▶ **Stated exercise**
Return the listing below verbatim. Pictures do not belong in the copy.

··· Recorded data

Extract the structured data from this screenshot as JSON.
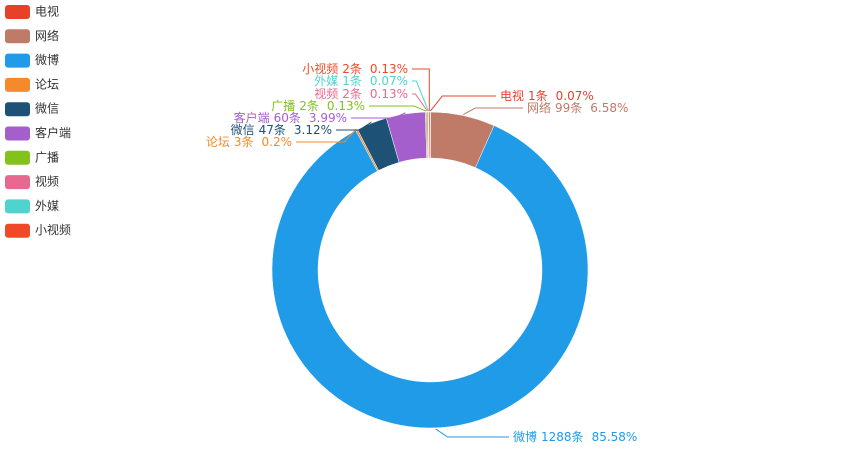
{
  "chart_data": {
    "type": "pie",
    "categories": [
      "电视",
      "网络",
      "微博",
      "论坛",
      "微信",
      "客户端",
      "广播",
      "视频",
      "外媒",
      "小视频"
    ],
    "values": [
      1,
      99,
      1288,
      3,
      47,
      60,
      2,
      2,
      1,
      2
    ],
    "value_labels": [
      "1条",
      "99条",
      "1288条",
      "3条",
      "47条",
      "60条",
      "2条",
      "2条",
      "1条",
      "2条"
    ],
    "percent_labels": [
      "0.07%",
      "6.58%",
      "85.58%",
      "0.2%",
      "3.12%",
      "3.99%",
      "0.13%",
      "0.13%",
      "0.07%",
      "0.13%"
    ],
    "colors": [
      "#e8412a",
      "#c07a68",
      "#1f9be8",
      "#f58a2c",
      "#1d5276",
      "#a45fcc",
      "#82c21b",
      "#e8698f",
      "#4fd3cf",
      "#ef4a28"
    ],
    "legend": "top-left"
  }
}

······

▶ **Result**
Extract the structured data from this screenshot as JSON.
{
  "chart_data": {
    "type": "pie",
    "categories": [
      "电视",
      "网络",
      "微博",
      "论坛",
      "微信",
      "客户端",
      "广播",
      "视频",
      "外媒",
      "小视频"
    ],
    "values": [
      1,
      99,
      1288,
      3,
      47,
      60,
      2,
      2,
      1,
      2
    ],
    "value_labels": [
      "1条",
      "99条",
      "1288条",
      "3条",
      "47条",
      "60条",
      "2条",
      "2条",
      "1条",
      "2条"
    ],
    "percent_labels": [
      "0.07%",
      "6.58%",
      "85.58%",
      "0.2%",
      "3.12%",
      "3.99%",
      "0.13%",
      "0.13%",
      "0.07%",
      "0.13%"
    ],
    "colors": [
      "#e8412a",
      "#c07a68",
      "#1f9be8",
      "#f58a2c",
      "#1d5276",
      "#a45fcc",
      "#82c21b",
      "#e8698f",
      "#4fd3cf",
      "#ef4a28"
    ],
    "legend": "top-left"
  }
}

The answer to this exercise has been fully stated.